What you will do: All of the records below must be output exactly, with no pictures carried over.

(Stored data)
-- -- --

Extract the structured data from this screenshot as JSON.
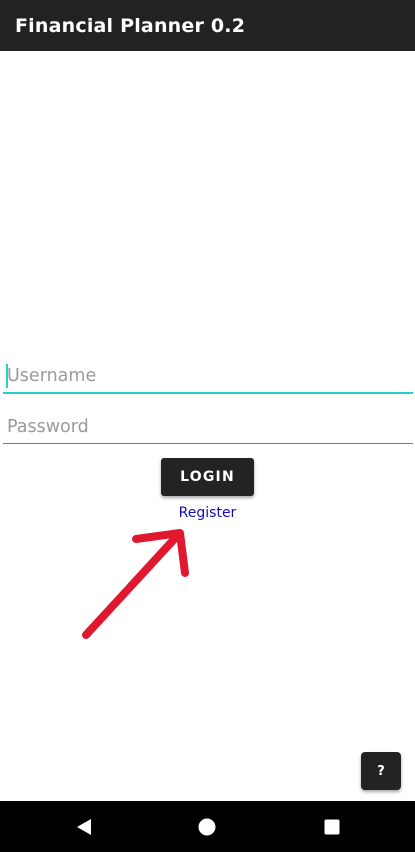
{
  "app_bar": {
    "title": "Financial Planner 0.2"
  },
  "login_form": {
    "username_placeholder": "Username",
    "password_placeholder": "Password",
    "login_label": "LOGIN",
    "register_label": "Register"
  },
  "help": {
    "label": "?"
  },
  "nav": {
    "back_icon": "back-triangle-icon",
    "home_icon": "home-circle-icon",
    "recents_icon": "recents-square-icon"
  },
  "colors": {
    "app_bar": "#222222",
    "accent": "#28cfc3",
    "link": "#1010b8",
    "annotation_arrow": "#e0182f"
  }
}
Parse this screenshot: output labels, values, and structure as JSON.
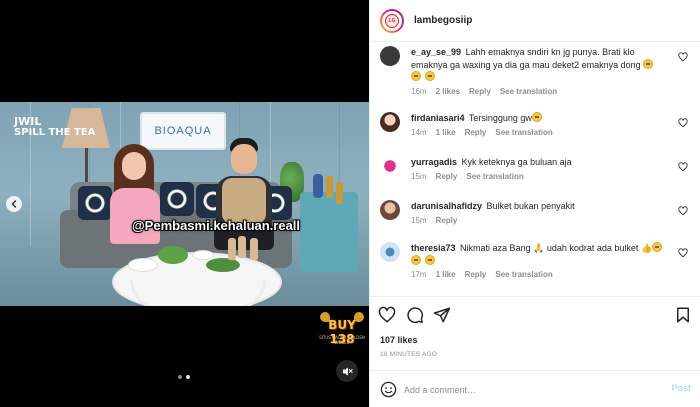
{
  "post": {
    "username": "lambegosiip",
    "likes": "107 likes",
    "time": "18 MINUTES AGO"
  },
  "video": {
    "overlay_text": "@Pembasmi.kehaluan.reall",
    "show_logo_line1": "JWIL",
    "show_logo_line2": "SPILL THE TEA",
    "sign_text": "BIOAQUA",
    "brand_badge": "BUY 138",
    "brand_badge_sub": "SITUS GACOR GOLDEN WORLD"
  },
  "comments": [
    {
      "username": "e_ay_se_99",
      "text": "Lahh emaknya sndiri kn jg punya. Brati klo emaknya ga waxing ya dia ga mau deket2 emaknya dong",
      "emoji_inline": "😂",
      "emoji_line": "😂😂",
      "time": "16m",
      "likes": "2 likes",
      "reply": "Reply",
      "translate": "See translation",
      "avatar_color": "#3a3a3a"
    },
    {
      "username": "firdaniasari4",
      "text": "Tersinggung gw",
      "emoji_inline": "😂",
      "time": "14m",
      "likes": "1 like",
      "reply": "Reply",
      "translate": "See translation",
      "avatar_color": "#c98b7a"
    },
    {
      "username": "yurragadis",
      "text": "Kyk keteknya ga buluan aja",
      "time": "15m",
      "reply": "Reply",
      "translate": "See translation",
      "avatar_color": "#e0348a"
    },
    {
      "username": "darunisalhafidzy",
      "text": "Bulket bukan penyakit",
      "time": "15m",
      "reply": "Reply",
      "avatar_color": "#b07a5a"
    },
    {
      "username": "theresia73",
      "text": "Nikmati aza Bang",
      "text2": "udah kodrat ada bulket",
      "emoji_line": "😂😂",
      "time": "17m",
      "likes": "1 like",
      "reply": "Reply",
      "translate": "See translation",
      "avatar_color": "#4a8bc2"
    }
  ],
  "add_comment": {
    "placeholder": "Add a comment…",
    "post_label": "Post"
  },
  "colors": {
    "link_blue_disabled": "#b2dffc",
    "meta_gray": "#8e8e8e",
    "text": "#262626"
  }
}
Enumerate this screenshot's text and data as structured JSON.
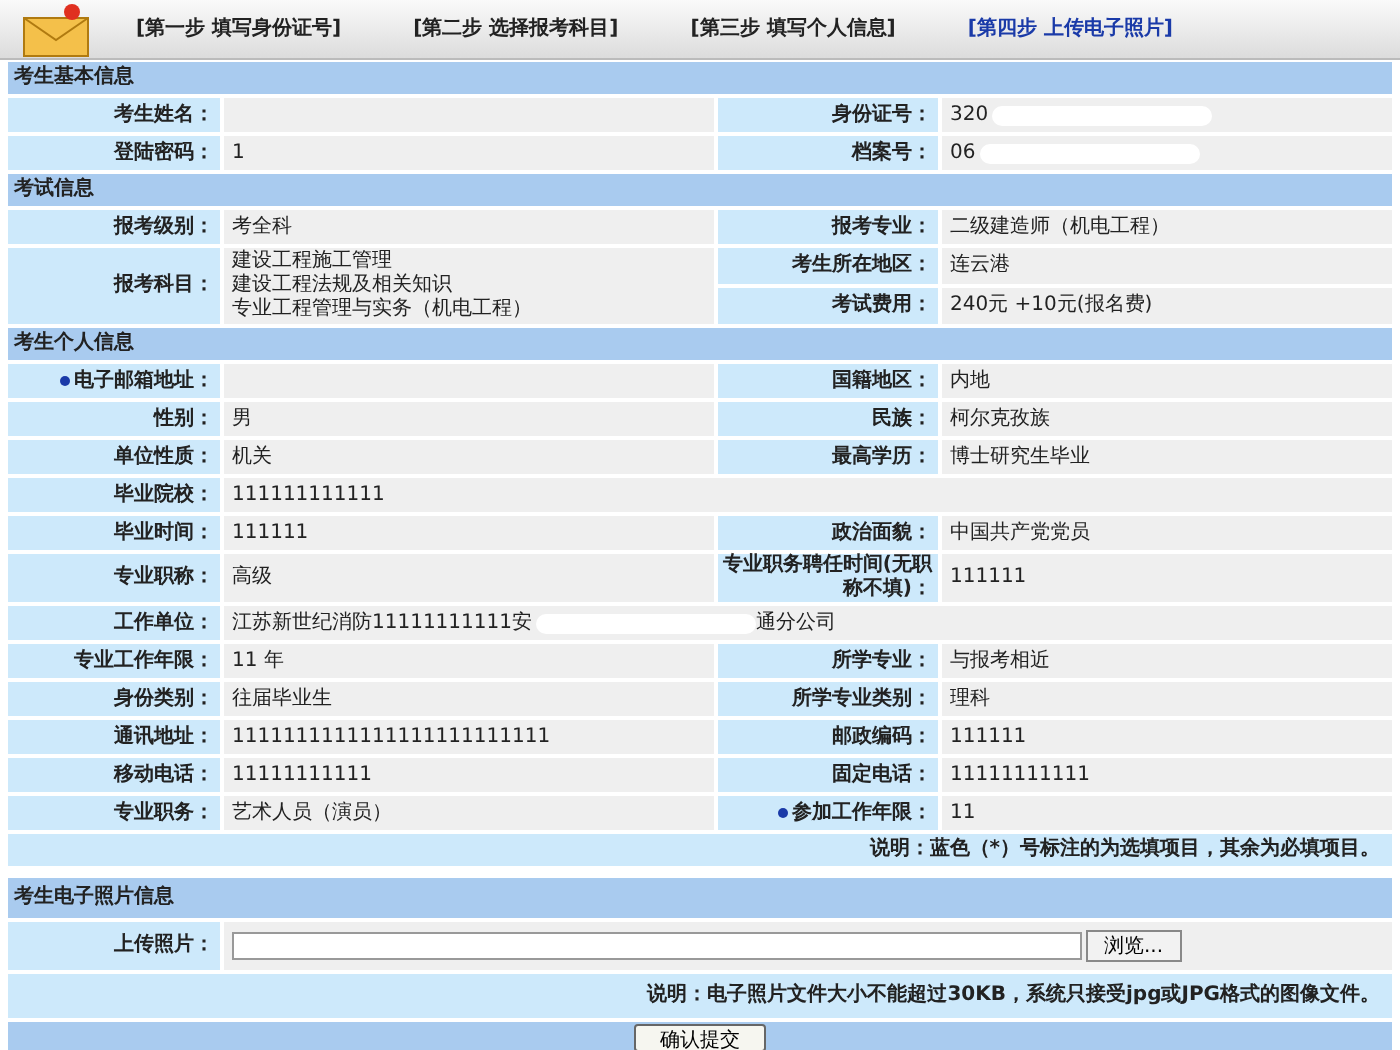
{
  "steps": [
    {
      "label": "[第一步  填写身份证号]",
      "selected": false
    },
    {
      "label": "[第二步  选择报考科目]",
      "selected": false
    },
    {
      "label": "[第三步  填写个人信息]",
      "selected": false
    },
    {
      "label": "[第四步  上传电子照片]",
      "selected": true
    }
  ],
  "sections": [
    {
      "title": "考生基本信息",
      "rows": [
        {
          "fields": [
            {
              "label": "考生姓名："
            },
            {
              "label": "身份证号：",
              "value": "320",
              "redacted": true
            }
          ]
        },
        {
          "fields": [
            {
              "label": "登陆密码：",
              "value": "1"
            },
            {
              "label": "档案号：",
              "value": "06",
              "redacted": true
            }
          ]
        }
      ]
    },
    {
      "title": "考试信息",
      "rows": [
        {
          "fields": [
            {
              "label": "报考级别：",
              "value": "考全科"
            },
            {
              "label": "报考专业：",
              "value": "二级建造师（机电工程）"
            }
          ]
        },
        {
          "fields": [
            {
              "label": "报考科目：",
              "lines": [
                "建设工程施工管理",
                "建设工程法规及相关知识",
                "专业工程管理与实务（机电工程）"
              ]
            },
            {
              "kind": "stack",
              "fields": [
                {
                  "label": "考生所在地区：",
                  "value": "连云港"
                },
                {
                  "label": "考试费用：",
                  "value": "240元  +10元(报名费)"
                }
              ]
            }
          ]
        }
      ]
    },
    {
      "title": "考生个人信息",
      "rows": [
        {
          "fields": [
            {
              "label": "电子邮箱地址：",
              "optional": true
            },
            {
              "label": "国籍地区：",
              "value": "内地"
            }
          ]
        },
        {
          "fields": [
            {
              "label": "性别：",
              "value": "男"
            },
            {
              "label": "民族：",
              "value": "柯尔克孜族"
            }
          ]
        },
        {
          "fields": [
            {
              "label": "单位性质：",
              "value": "机关"
            },
            {
              "label": "最高学历：",
              "value": "博士研究生毕业"
            }
          ]
        },
        {
          "fields": [
            {
              "label": "毕业院校：",
              "value": "111111111111",
              "wide": true
            }
          ]
        },
        {
          "fields": [
            {
              "label": "毕业时间：",
              "value": "111111"
            },
            {
              "label": "政治面貌：",
              "value": "中国共产党党员"
            }
          ]
        },
        {
          "fields": [
            {
              "label": "专业职称：",
              "value": "高级"
            },
            {
              "label": "专业职务聘任时间(无职称不填)：",
              "value": "111111"
            }
          ]
        },
        {
          "fields": [
            {
              "label": "工作单位：",
              "value": "江苏新世纪消防11111111111安",
              "tail": "通分公司",
              "redacted": true,
              "wide": true
            }
          ]
        },
        {
          "fields": [
            {
              "label": "专业工作年限：",
              "value": "11 年"
            },
            {
              "label": "所学专业：",
              "value": "与报考相近"
            }
          ]
        },
        {
          "fields": [
            {
              "label": "身份类别：",
              "value": "往届毕业生"
            },
            {
              "label": "所学专业类别：",
              "value": "理科"
            }
          ]
        },
        {
          "fields": [
            {
              "label": "通讯地址：",
              "value": "1111111111111111111111111"
            },
            {
              "label": "邮政编码：",
              "value": "111111"
            }
          ]
        },
        {
          "fields": [
            {
              "label": "移动电话：",
              "value": "11111111111"
            },
            {
              "label": "固定电话：",
              "value": "11111111111"
            }
          ]
        },
        {
          "fields": [
            {
              "label": "专业职务：",
              "value": "艺术人员（演员）"
            },
            {
              "label": "参加工作年限：",
              "value": "11",
              "optional": true
            }
          ]
        }
      ],
      "note": "说明：蓝色（*）号标注的为选填项目，其余为必填项目。"
    }
  ],
  "photo": {
    "title": "考生电子照片信息",
    "label": "上传照片：",
    "browse": "浏览...",
    "note": "说明：电子照片文件大小不能超过30KB，系统只接受jpg或JPG格式的图像文件。"
  },
  "submit": "确认提交"
}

-- -- --

Exercise response:
Extract the structured data from this screenshot as JSON.
{
  "app_bar": {
    "title": "Financial Planner 0.2"
  },
  "login_form": {
    "username_placeholder": "Username",
    "password_placeholder": "Password",
    "login_label": "LOGIN",
    "register_label": "Register"
  },
  "help": {
    "label": "?"
  },
  "nav": {
    "back_icon": "back-triangle-icon",
    "home_icon": "home-circle-icon",
    "recents_icon": "recents-square-icon"
  },
  "colors": {
    "app_bar": "#222222",
    "accent": "#28cfc3",
    "link": "#1010b8",
    "annotation_arrow": "#e0182f"
  }
}
Parse this screenshot: output labels, values, and structure as JSON.
{
  "post": {
    "username": "lambegosiip",
    "likes": "107 likes",
    "time": "18 MINUTES AGO"
  },
  "video": {
    "overlay_text": "@Pembasmi.kehaluan.reall",
    "show_logo_line1": "JWIL",
    "show_logo_line2": "SPILL THE TEA",
    "sign_text": "BIOAQUA",
    "brand_badge": "BUY 138",
    "brand_badge_sub": "SITUS GACOR GOLDEN WORLD"
  },
  "comments": [
    {
      "username": "e_ay_se_99",
      "text": "Lahh emaknya sndiri kn jg punya. Brati klo emaknya ga waxing ya dia ga mau deket2 emaknya dong",
      "emoji_inline": "😂",
      "emoji_line": "😂😂",
      "time": "16m",
      "likes": "2 likes",
      "reply": "Reply",
      "translate": "See translation",
      "avatar_color": "#3a3a3a"
    },
    {
      "username": "firdaniasari4",
      "text": "Tersinggung gw",
      "emoji_inline": "😂",
      "time": "14m",
      "likes": "1 like",
      "reply": "Reply",
      "translate": "See translation",
      "avatar_color": "#c98b7a"
    },
    {
      "username": "yurragadis",
      "text": "Kyk keteknya ga buluan aja",
      "time": "15m",
      "reply": "Reply",
      "translate": "See translation",
      "avatar_color": "#e0348a"
    },
    {
      "username": "darunisalhafidzy",
      "text": "Bulket bukan penyakit",
      "time": "15m",
      "reply": "Reply",
      "avatar_color": "#b07a5a"
    },
    {
      "username": "theresia73",
      "text": "Nikmati aza Bang",
      "text2": "udah kodrat ada bulket",
      "emoji_line": "😂😂",
      "time": "17m",
      "likes": "1 like",
      "reply": "Reply",
      "translate": "See translation",
      "avatar_color": "#4a8bc2"
    }
  ],
  "add_comment": {
    "placeholder": "Add a comment…",
    "post_label": "Post"
  },
  "colors": {
    "link_blue_disabled": "#b2dffc",
    "meta_gray": "#8e8e8e",
    "text": "#262626"
  }
}
Enumerate this screenshot's text and data as structured JSON.
{
  "steps": [
    {
      "label": "[第一步  填写身份证号]",
      "selected": false
    },
    {
      "label": "[第二步  选择报考科目]",
      "selected": false
    },
    {
      "label": "[第三步  填写个人信息]",
      "selected": false
    },
    {
      "label": "[第四步  上传电子照片]",
      "selected": true
    }
  ],
  "sections": [
    {
      "title": "考生基本信息",
      "rows": [
        {
          "fields": [
            {
              "label": "考生姓名："
            },
            {
              "label": "身份证号：",
              "value": "320",
              "redacted": true
            }
          ]
        },
        {
          "fields": [
            {
              "label": "登陆密码：",
              "value": "1"
            },
            {
              "label": "档案号：",
              "value": "06",
              "redacted": true
            }
          ]
        }
      ]
    },
    {
      "title": "考试信息",
      "rows": [
        {
          "fields": [
            {
              "label": "报考级别：",
              "value": "考全科"
            },
            {
              "label": "报考专业：",
              "value": "二级建造师（机电工程）"
            }
          ]
        },
        {
          "fields": [
            {
              "label": "报考科目：",
              "lines": [
                "建设工程施工管理",
                "建设工程法规及相关知识",
                "专业工程管理与实务（机电工程）"
              ]
            },
            {
              "kind": "stack",
              "fields": [
                {
                  "label": "考生所在地区：",
                  "value": "连云港"
                },
                {
                  "label": "考试费用：",
                  "value": "240元  +10元(报名费)"
                }
              ]
            }
          ]
        }
      ]
    },
    {
      "title": "考生个人信息",
      "rows": [
        {
          "fields": [
            {
              "label": "电子邮箱地址：",
              "optional": true
            },
            {
              "label": "国籍地区：",
              "value": "内地"
            }
          ]
        },
        {
          "fields": [
            {
              "label": "性别：",
              "value": "男"
            },
            {
              "label": "民族：",
              "value": "柯尔克孜族"
            }
          ]
        },
        {
          "fields": [
            {
              "label": "单位性质：",
              "value": "机关"
            },
            {
              "label": "最高学历：",
              "value": "博士研究生毕业"
            }
          ]
        },
        {
          "fields": [
            {
              "label": "毕业院校：",
              "value": "111111111111",
              "wide": true
            }
          ]
        },
        {
          "fields": [
            {
              "label": "毕业时间：",
              "value": "111111"
            },
            {
              "label": "政治面貌：",
              "value": "中国共产党党员"
            }
          ]
        },
        {
          "fields": [
            {
              "label": "专业职称：",
              "value": "高级"
            },
            {
              "label": "专业职务聘任时间(无职称不填)：",
              "value": "111111"
            }
          ]
        },
        {
          "fields": [
            {
              "label": "工作单位：",
              "value": "江苏新世纪消防11111111111安",
              "tail": "通分公司",
              "redacted": true,
              "wide": true
            }
          ]
        },
        {
          "fields": [
            {
              "label": "专业工作年限：",
              "value": "11 年"
            },
            {
              "label": "所学专业：",
              "value": "与报考相近"
            }
          ]
        },
        {
          "fields": [
            {
              "label": "身份类别：",
              "value": "往届毕业生"
            },
            {
              "label": "所学专业类别：",
              "value": "理科"
            }
          ]
        },
        {
          "fields": [
            {
              "label": "通讯地址：",
              "value": "1111111111111111111111111"
            },
            {
              "label": "邮政编码：",
              "value": "111111"
            }
          ]
        },
        {
          "fields": [
            {
              "label": "移动电话：",
              "value": "11111111111"
            },
            {
              "label": "固定电话：",
              "value": "11111111111"
            }
          ]
        },
        {
          "fields": [
            {
              "label": "专业职务：",
              "value": "艺术人员（演员）"
            },
            {
              "label": "参加工作年限：",
              "value": "11",
              "optional": true
            }
          ]
        }
      ],
      "note": "说明：蓝色（*）号标注的为选填项目，其余为必填项目。"
    }
  ],
  "photo": {
    "title": "考生电子照片信息",
    "label": "上传照片：",
    "browse": "浏览...",
    "note": "说明：电子照片文件大小不能超过30KB，系统只接受jpg或JPG格式的图像文件。"
  },
  "submit": "确认提交"
}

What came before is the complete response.